> [Directive]
Show all lines holding "данных".
-- Start of Data listing --
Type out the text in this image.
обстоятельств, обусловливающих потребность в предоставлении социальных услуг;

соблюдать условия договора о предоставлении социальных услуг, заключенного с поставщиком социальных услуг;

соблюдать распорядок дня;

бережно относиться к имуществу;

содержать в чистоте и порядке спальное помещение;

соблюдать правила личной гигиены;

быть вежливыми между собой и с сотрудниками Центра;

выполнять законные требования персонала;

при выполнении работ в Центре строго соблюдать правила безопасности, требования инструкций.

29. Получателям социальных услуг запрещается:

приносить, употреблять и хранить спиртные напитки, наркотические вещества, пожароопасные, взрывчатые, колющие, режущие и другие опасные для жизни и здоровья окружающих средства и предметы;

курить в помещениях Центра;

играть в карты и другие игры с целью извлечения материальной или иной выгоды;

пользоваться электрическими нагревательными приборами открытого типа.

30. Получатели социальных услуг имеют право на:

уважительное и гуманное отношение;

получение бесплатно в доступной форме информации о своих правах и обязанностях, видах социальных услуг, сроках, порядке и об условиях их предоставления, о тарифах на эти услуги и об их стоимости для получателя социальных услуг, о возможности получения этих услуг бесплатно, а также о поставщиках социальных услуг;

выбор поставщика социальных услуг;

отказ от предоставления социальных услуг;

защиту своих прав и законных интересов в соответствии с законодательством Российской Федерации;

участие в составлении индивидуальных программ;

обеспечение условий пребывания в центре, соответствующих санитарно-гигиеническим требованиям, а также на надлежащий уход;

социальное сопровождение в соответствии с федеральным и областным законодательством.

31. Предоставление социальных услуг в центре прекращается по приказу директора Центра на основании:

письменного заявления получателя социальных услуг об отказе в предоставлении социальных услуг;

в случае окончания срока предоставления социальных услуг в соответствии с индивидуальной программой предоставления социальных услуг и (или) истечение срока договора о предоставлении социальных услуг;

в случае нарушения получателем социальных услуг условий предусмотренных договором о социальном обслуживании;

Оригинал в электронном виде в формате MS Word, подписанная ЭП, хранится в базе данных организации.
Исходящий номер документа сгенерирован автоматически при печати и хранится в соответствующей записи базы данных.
-- End of Data listing --
> [Final result]
Оригинал в электронном виде в формате MS Word, подписанная ЭП, хранится в базе данных организации.
Исходящий номер документа сгенерирован автоматически при печати и хранится в соответствующей записи базы данных.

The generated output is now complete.